Search the material and gather each line with "image" in it.

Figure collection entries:

◇ ◇ ◇ ◇

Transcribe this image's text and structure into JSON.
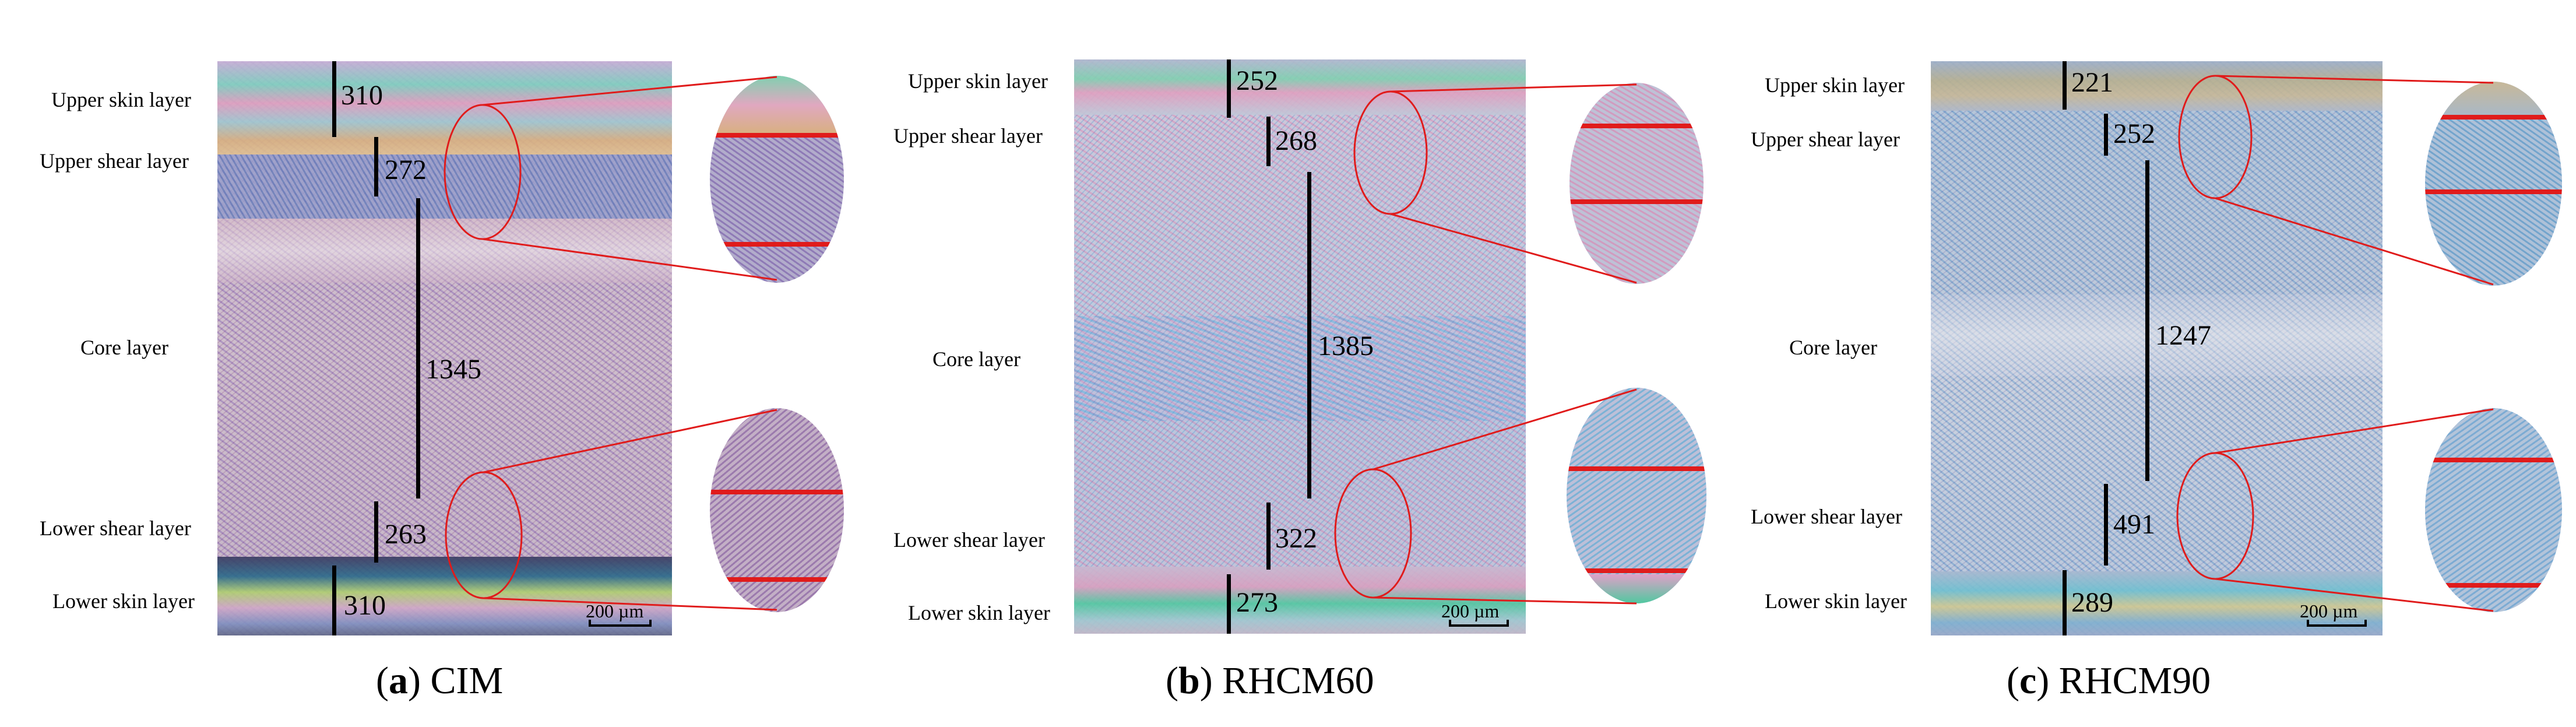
{
  "panels": [
    {
      "id": "a",
      "caption_letter": "a",
      "caption_text": "CIM",
      "layers": {
        "upper_skin": "Upper skin layer",
        "upper_shear": "Upper shear layer",
        "core": "Core layer",
        "lower_shear": "Lower shear layer",
        "lower_skin": "Lower skin layer"
      },
      "thickness": {
        "upper_skin": "310",
        "upper_shear": "272",
        "core": "1345",
        "lower_shear": "263",
        "lower_skin": "310"
      },
      "scale_label": "200 µm"
    },
    {
      "id": "b",
      "caption_letter": "b",
      "caption_text": "RHCM60",
      "layers": {
        "upper_skin": "Upper skin layer",
        "upper_shear": "Upper shear layer",
        "core": "Core layer",
        "lower_shear": "Lower shear layer",
        "lower_skin": "Lower skin layer"
      },
      "thickness": {
        "upper_skin": "252",
        "upper_shear": "268",
        "core": "1385",
        "lower_shear": "322",
        "lower_skin": "273"
      },
      "scale_label": "200 µm"
    },
    {
      "id": "c",
      "caption_letter": "c",
      "caption_text": "RHCM90",
      "layers": {
        "upper_skin": "Upper skin layer",
        "upper_shear": "Upper shear layer",
        "core": "Core layer",
        "lower_shear": "Lower shear layer",
        "lower_skin": "Lower skin layer"
      },
      "thickness": {
        "upper_skin": "221",
        "upper_shear": "252",
        "core": "1247",
        "lower_shear": "491",
        "lower_skin": "289"
      },
      "scale_label": "200 µm"
    }
  ],
  "colors": {
    "highlight": "#e01b1b",
    "thickness_line": "#000000"
  }
}
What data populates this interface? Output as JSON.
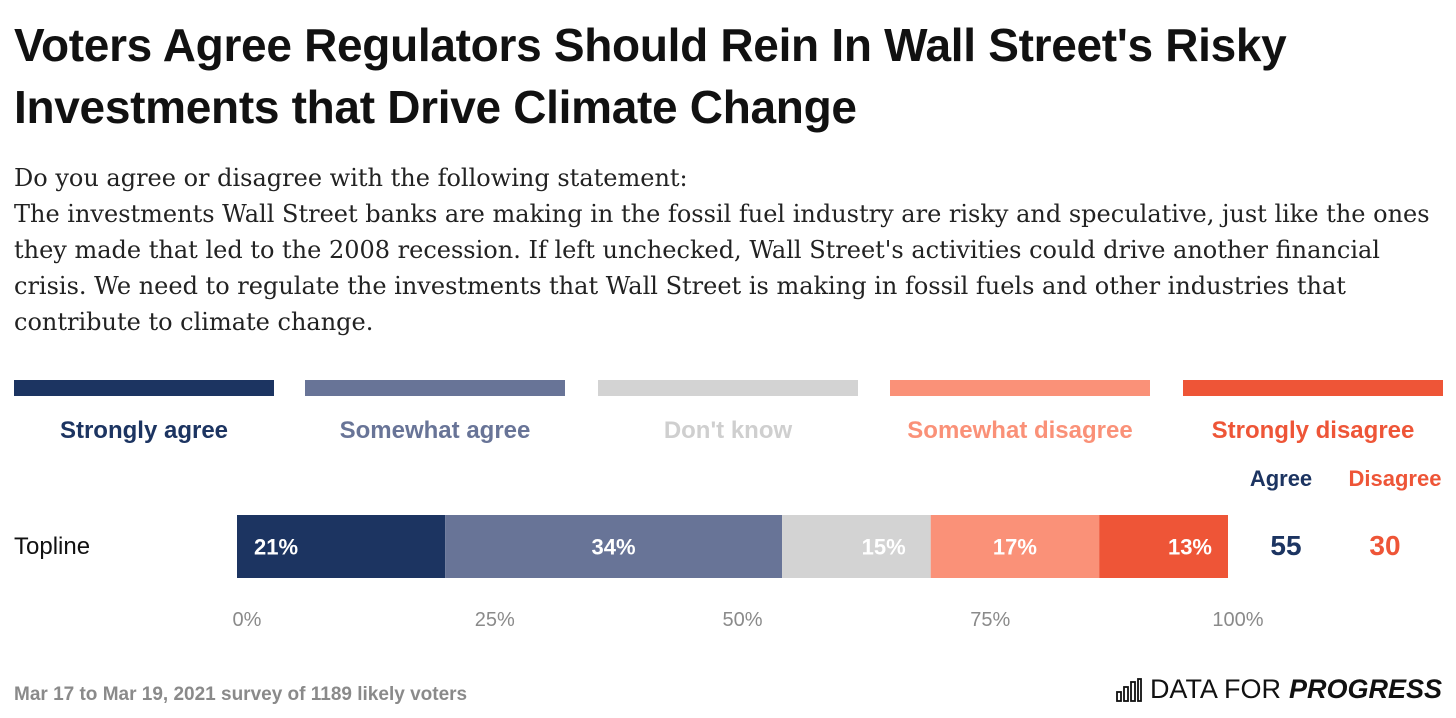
{
  "header": {
    "title": "Voters Agree Regulators Should Rein In Wall Street's Risky Investments that Drive Climate Change",
    "subtitle_line1": "Do you agree or disagree with the following statement:",
    "subtitle_line2": "The investments Wall Street banks are making in the fossil fuel industry are risky and speculative, just like the ones they made that led to the 2008 recession. If left unchecked, Wall Street's activities could drive another financial crisis. We need to regulate the investments that Wall Street is making in fossil fuels and other industries that contribute to climate change."
  },
  "summary": {
    "agree_label": "Agree",
    "disagree_label": "Disagree",
    "agree_value": "55",
    "disagree_value": "30"
  },
  "colors": {
    "strongly_agree": "#1c3461",
    "somewhat_agree": "#687497",
    "dont_know": "#d3d3d3",
    "somewhat_disagree": "#fa9178",
    "strongly_disagree": "#ee5537",
    "axis_text": "#8a8a8a"
  },
  "chart_data": {
    "type": "bar",
    "orientation": "horizontal",
    "stacked": true,
    "categories": [
      "Topline"
    ],
    "series": [
      {
        "name": "Strongly agree",
        "values": [
          21
        ],
        "label": "21%"
      },
      {
        "name": "Somewhat agree",
        "values": [
          34
        ],
        "label": "34%"
      },
      {
        "name": "Don't know",
        "values": [
          15
        ],
        "label": "15%"
      },
      {
        "name": "Somewhat disagree",
        "values": [
          17
        ],
        "label": "17%"
      },
      {
        "name": "Strongly disagree",
        "values": [
          13
        ],
        "label": "13%"
      }
    ],
    "xlim": [
      0,
      100
    ],
    "xticks": [
      "0%",
      "25%",
      "50%",
      "75%",
      "100%"
    ],
    "legend_position": "top",
    "grid": false
  },
  "footer": {
    "note": "Mar 17 to Mar 19, 2021 survey of 1189 likely voters",
    "brand_prefix": "DATA FOR",
    "brand_strong": "PROGRESS"
  }
}
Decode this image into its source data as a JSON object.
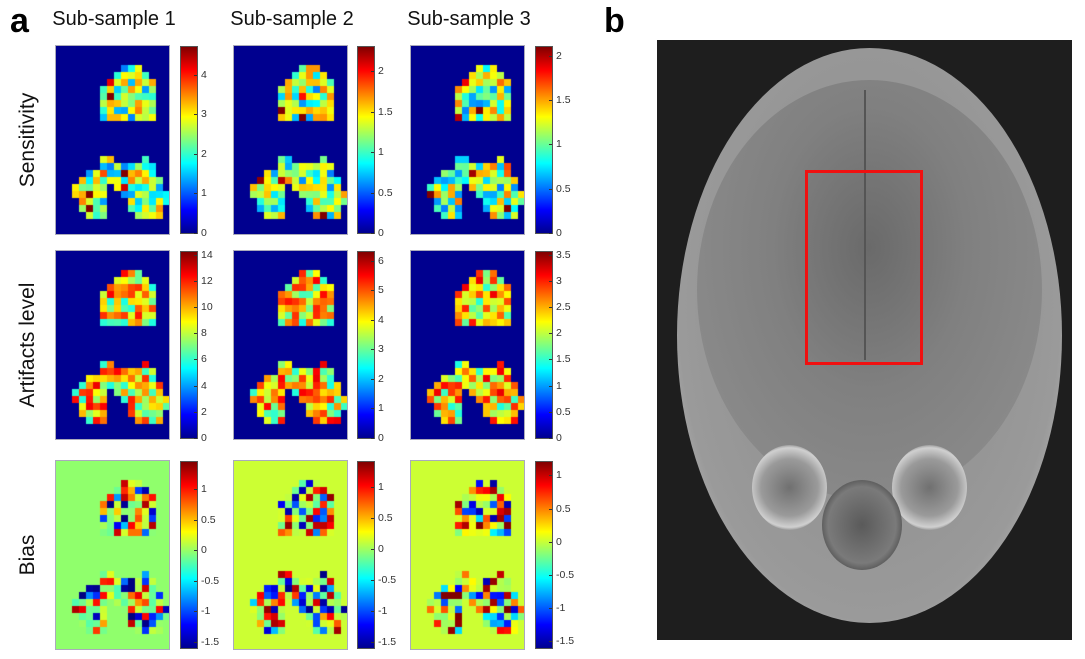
{
  "panel_labels": {
    "a": "a",
    "b": "b"
  },
  "columns": [
    "Sub-sample 1",
    "Sub-sample 2",
    "Sub-sample 3"
  ],
  "rows": [
    "Sensitivity",
    "Artifacts level",
    "Bias"
  ],
  "colormap": "jet",
  "colors": {
    "map_background": "#00008f",
    "bias_background_1": "#90ff6c",
    "bias_background_2": "#ccff33",
    "roi_box": "#f01010"
  },
  "chart_data": [
    {
      "type": "heatmap",
      "row": "Sensitivity",
      "column": "Sub-sample 1",
      "range": [
        0,
        4.7
      ],
      "ticks": [
        "0",
        "1",
        "2",
        "3",
        "4"
      ],
      "tick_values": [
        0,
        1,
        2,
        3,
        4
      ]
    },
    {
      "type": "heatmap",
      "row": "Sensitivity",
      "column": "Sub-sample 2",
      "range": [
        0,
        2.3
      ],
      "ticks": [
        "0",
        "0.5",
        "1",
        "1.5",
        "2"
      ],
      "tick_values": [
        0,
        0.5,
        1,
        1.5,
        2
      ]
    },
    {
      "type": "heatmap",
      "row": "Sensitivity",
      "column": "Sub-sample 3",
      "range": [
        0,
        2.1
      ],
      "ticks": [
        "0",
        "0.5",
        "1",
        "1.5",
        "2"
      ],
      "tick_values": [
        0,
        0.5,
        1,
        1.5,
        2
      ]
    },
    {
      "type": "heatmap",
      "row": "Artifacts level",
      "column": "Sub-sample 1",
      "range": [
        0,
        14.2
      ],
      "ticks": [
        "0",
        "2",
        "4",
        "6",
        "8",
        "10",
        "12",
        "14"
      ],
      "tick_values": [
        0,
        2,
        4,
        6,
        8,
        10,
        12,
        14
      ]
    },
    {
      "type": "heatmap",
      "row": "Artifacts level",
      "column": "Sub-sample 2",
      "range": [
        0,
        6.3
      ],
      "ticks": [
        "0",
        "1",
        "2",
        "3",
        "4",
        "5",
        "6"
      ],
      "tick_values": [
        0,
        1,
        2,
        3,
        4,
        5,
        6
      ]
    },
    {
      "type": "heatmap",
      "row": "Artifacts level",
      "column": "Sub-sample 3",
      "range": [
        0,
        3.55
      ],
      "ticks": [
        "0",
        "0.5",
        "1",
        "1.5",
        "2",
        "2.5",
        "3",
        "3.5"
      ],
      "tick_values": [
        0,
        0.5,
        1,
        1.5,
        2,
        2.5,
        3,
        3.5
      ]
    },
    {
      "type": "heatmap",
      "row": "Bias",
      "column": "Sub-sample 1",
      "range": [
        -1.6,
        1.45
      ],
      "ticks": [
        "-1.5",
        "-1",
        "-0.5",
        "0",
        "0.5",
        "1"
      ],
      "tick_values": [
        -1.5,
        -1,
        -0.5,
        0,
        0.5,
        1
      ]
    },
    {
      "type": "heatmap",
      "row": "Bias",
      "column": "Sub-sample 2",
      "range": [
        -1.6,
        1.4
      ],
      "ticks": [
        "-1.5",
        "-1",
        "-0.5",
        "0",
        "0.5",
        "1"
      ],
      "tick_values": [
        -1.5,
        -1,
        -0.5,
        0,
        0.5,
        1
      ]
    },
    {
      "type": "heatmap",
      "row": "Bias",
      "column": "Sub-sample 3",
      "range": [
        -1.6,
        1.2
      ],
      "ticks": [
        "-1.5",
        "-1",
        "-0.5",
        "0",
        "0.5",
        "1"
      ],
      "tick_values": [
        -1.5,
        -1,
        -0.5,
        0,
        0.5,
        1
      ]
    }
  ]
}
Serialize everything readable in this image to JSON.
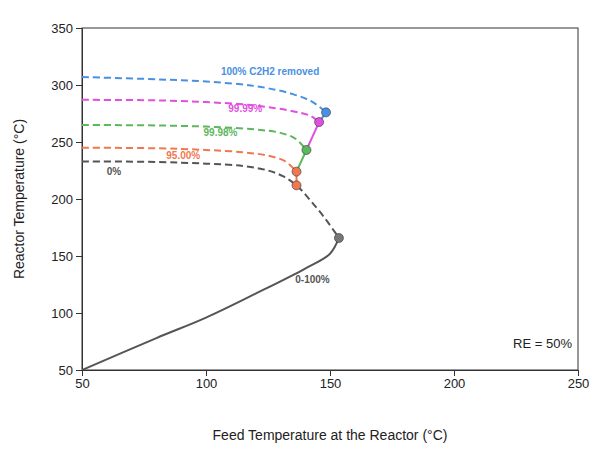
{
  "chart_data": {
    "type": "line",
    "xlabel": "Feed Temperature at the Reactor (°C)",
    "ylabel": "Reactor Temperature (°C)",
    "xlim": [
      50,
      250
    ],
    "ylim": [
      50,
      350
    ],
    "xticks": [
      50,
      100,
      150,
      200,
      250
    ],
    "yticks": [
      50,
      100,
      150,
      200,
      250,
      300,
      350
    ],
    "grid": false,
    "annotations": [
      "RE = 50%"
    ],
    "series": [
      {
        "name": "0-100%",
        "type": "line",
        "color": "#555555",
        "line_style": "solid",
        "x": [
          50,
          80,
          100,
          120,
          140,
          150,
          153.6
        ],
        "values": [
          50,
          78,
          96,
          117,
          139,
          152,
          165.8
        ]
      },
      {
        "name": "0%",
        "type": "line",
        "color": "#555555",
        "line_style": "dashed",
        "x": [
          50,
          80,
          100,
          115,
          125,
          131,
          136.5,
          142,
          148,
          153.6
        ],
        "values": [
          233,
          232.5,
          231,
          229,
          225,
          220,
          212,
          199,
          183,
          165.8
        ]
      },
      {
        "name": "95.00%",
        "type": "line",
        "color": "#f07850",
        "line_style": "dashed",
        "x": [
          50,
          80,
          100,
          115,
          125,
          132,
          136.5
        ],
        "values": [
          245,
          244.5,
          243,
          241,
          238,
          233,
          224
        ]
      },
      {
        "name": "99.98%",
        "type": "line",
        "color": "#5cb85c",
        "line_style": "dashed",
        "x": [
          50,
          80,
          100,
          120,
          130,
          136,
          140.5
        ],
        "values": [
          265,
          264.5,
          263.5,
          261,
          258,
          253,
          243
        ]
      },
      {
        "name": "99.99%",
        "type": "line",
        "color": "#e050e0",
        "line_style": "dashed",
        "x": [
          50,
          80,
          100,
          120,
          135,
          142,
          145.6
        ],
        "values": [
          287,
          286.5,
          285,
          282,
          277,
          273,
          267.5
        ]
      },
      {
        "name": "100% C2H2 removed",
        "type": "line",
        "color": "#4a90e2",
        "line_style": "dashed",
        "x": [
          50,
          80,
          100,
          120,
          135,
          143,
          148.4
        ],
        "values": [
          307,
          305,
          303,
          299,
          292,
          285,
          276
        ]
      },
      {
        "type": "line",
        "color": "#f07850",
        "line_style": "solid",
        "x": [
          136.5,
          136.5
        ],
        "values": [
          212,
          224
        ]
      },
      {
        "type": "line",
        "color": "#5cb85c",
        "line_style": "solid",
        "x": [
          136.5,
          140.5
        ],
        "values": [
          224,
          243
        ]
      },
      {
        "type": "line",
        "color": "#e050e0",
        "line_style": "solid",
        "x": [
          140.5,
          145.6
        ],
        "values": [
          243,
          267.5
        ]
      },
      {
        "type": "line",
        "color": "#4a90e2",
        "line_style": "solid",
        "x": [
          145.6,
          148.4
        ],
        "values": [
          267.5,
          276
        ]
      },
      {
        "type": "scatter",
        "marker": "circle",
        "colors": [
          "#777777",
          "#f07850",
          "#f07850",
          "#5cb85c",
          "#e050e0",
          "#4a90e2"
        ],
        "x": [
          153.6,
          136.5,
          136.5,
          140.5,
          145.6,
          148.4
        ],
        "values": [
          165.8,
          212,
          224,
          243,
          267.5,
          276
        ]
      }
    ]
  }
}
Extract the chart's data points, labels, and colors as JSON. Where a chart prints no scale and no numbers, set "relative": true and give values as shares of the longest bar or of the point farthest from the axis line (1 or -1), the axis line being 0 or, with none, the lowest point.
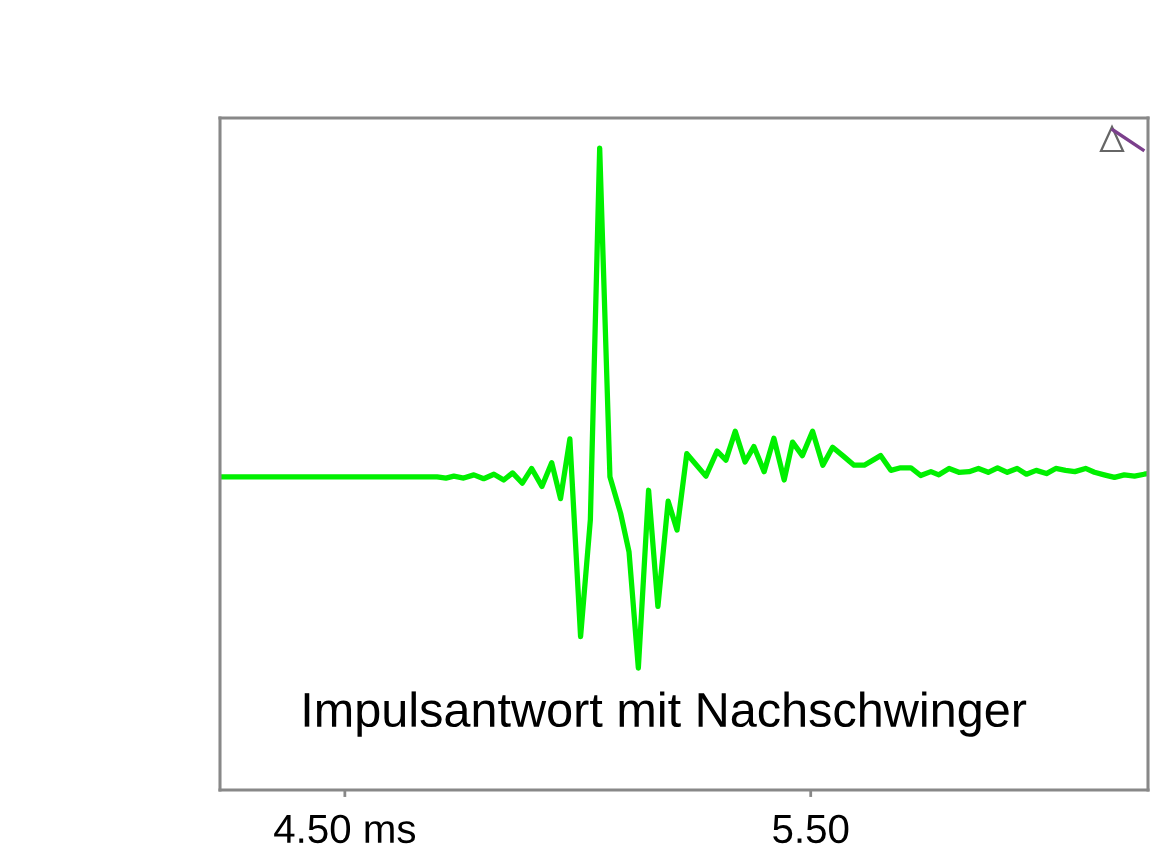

◇ ◇ ◇ ◇

## Reply
Transcribe this image's text and structure into JSON.
Decode this image into its source data as a JSON object.
Serialize everything readable in this image to JSON.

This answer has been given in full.